**Written request:**
All the entries need to be quoted exactly, apart from the pictures, which you should drop.
#####
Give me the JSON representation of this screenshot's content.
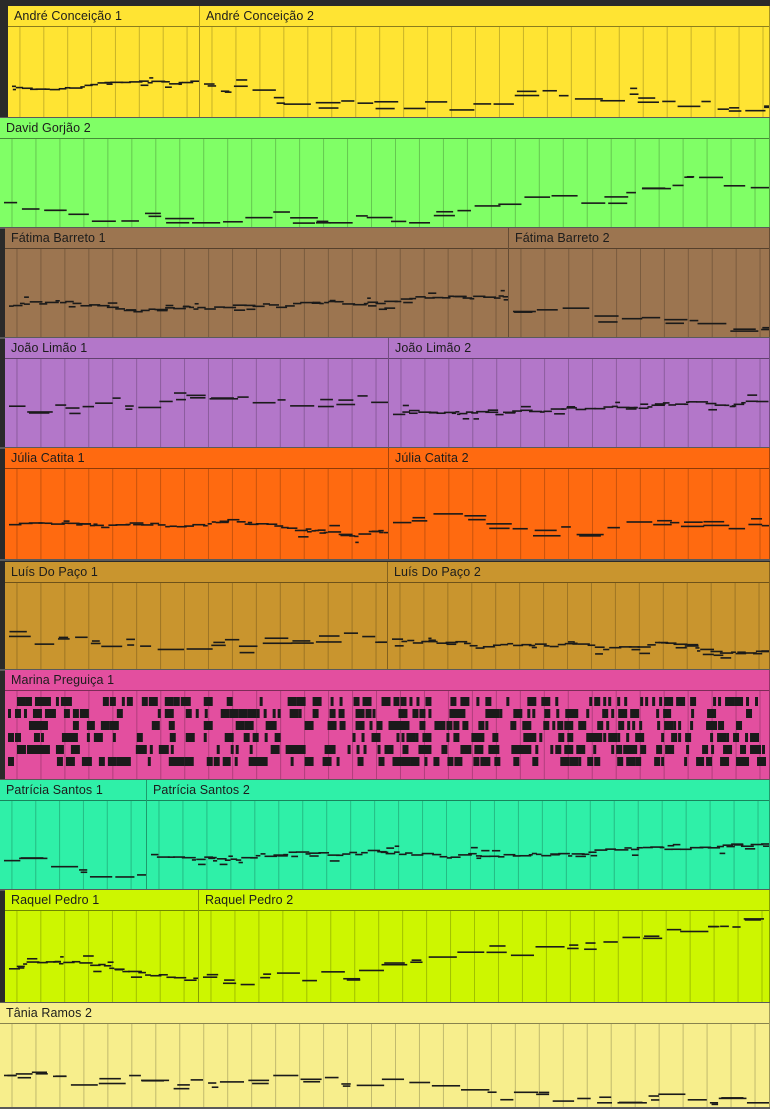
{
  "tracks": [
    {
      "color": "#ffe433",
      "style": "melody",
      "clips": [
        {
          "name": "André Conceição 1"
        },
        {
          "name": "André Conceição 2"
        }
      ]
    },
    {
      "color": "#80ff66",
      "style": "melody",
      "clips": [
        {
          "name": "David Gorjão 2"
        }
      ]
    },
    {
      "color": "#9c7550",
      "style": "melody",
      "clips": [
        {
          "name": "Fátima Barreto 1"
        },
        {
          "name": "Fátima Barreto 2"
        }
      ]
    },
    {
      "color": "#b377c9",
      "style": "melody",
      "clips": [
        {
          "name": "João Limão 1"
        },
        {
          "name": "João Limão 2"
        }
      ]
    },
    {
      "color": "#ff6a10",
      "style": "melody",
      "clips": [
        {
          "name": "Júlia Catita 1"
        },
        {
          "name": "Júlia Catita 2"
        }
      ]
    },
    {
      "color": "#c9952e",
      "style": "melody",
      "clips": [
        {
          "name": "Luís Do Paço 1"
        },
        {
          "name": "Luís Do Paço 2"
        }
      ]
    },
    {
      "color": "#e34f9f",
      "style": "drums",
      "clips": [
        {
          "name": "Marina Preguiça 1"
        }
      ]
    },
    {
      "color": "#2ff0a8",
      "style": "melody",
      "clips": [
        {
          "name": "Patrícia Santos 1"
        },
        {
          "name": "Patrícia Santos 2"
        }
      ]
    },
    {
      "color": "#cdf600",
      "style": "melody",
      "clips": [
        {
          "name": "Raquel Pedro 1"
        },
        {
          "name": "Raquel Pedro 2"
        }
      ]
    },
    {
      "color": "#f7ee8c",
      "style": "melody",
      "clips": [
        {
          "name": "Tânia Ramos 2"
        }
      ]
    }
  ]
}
#####
**Solution below:**
Give me the JSON representation of this screenshot's content.
{
  "tracks": [
    {
      "color": "#ffe433",
      "style": "melody",
      "clips": [
        {
          "name": "André Conceição 1"
        },
        {
          "name": "André Conceição 2"
        }
      ]
    },
    {
      "color": "#80ff66",
      "style": "melody",
      "clips": [
        {
          "name": "David Gorjão 2"
        }
      ]
    },
    {
      "color": "#9c7550",
      "style": "melody",
      "clips": [
        {
          "name": "Fátima Barreto 1"
        },
        {
          "name": "Fátima Barreto 2"
        }
      ]
    },
    {
      "color": "#b377c9",
      "style": "melody",
      "clips": [
        {
          "name": "João Limão 1"
        },
        {
          "name": "João Limão 2"
        }
      ]
    },
    {
      "color": "#ff6a10",
      "style": "melody",
      "clips": [
        {
          "name": "Júlia Catita 1"
        },
        {
          "name": "Júlia Catita 2"
        }
      ]
    },
    {
      "color": "#c9952e",
      "style": "melody",
      "clips": [
        {
          "name": "Luís Do Paço 1"
        },
        {
          "name": "Luís Do Paço 2"
        }
      ]
    },
    {
      "color": "#e34f9f",
      "style": "drums",
      "clips": [
        {
          "name": "Marina Preguiça 1"
        }
      ]
    },
    {
      "color": "#2ff0a8",
      "style": "melody",
      "clips": [
        {
          "name": "Patrícia Santos 1"
        },
        {
          "name": "Patrícia Santos 2"
        }
      ]
    },
    {
      "color": "#cdf600",
      "style": "melody",
      "clips": [
        {
          "name": "Raquel Pedro 1"
        },
        {
          "name": "Raquel Pedro 2"
        }
      ]
    },
    {
      "color": "#f7ee8c",
      "style": "melody",
      "clips": [
        {
          "name": "Tânia Ramos 2"
        }
      ]
    }
  ]
}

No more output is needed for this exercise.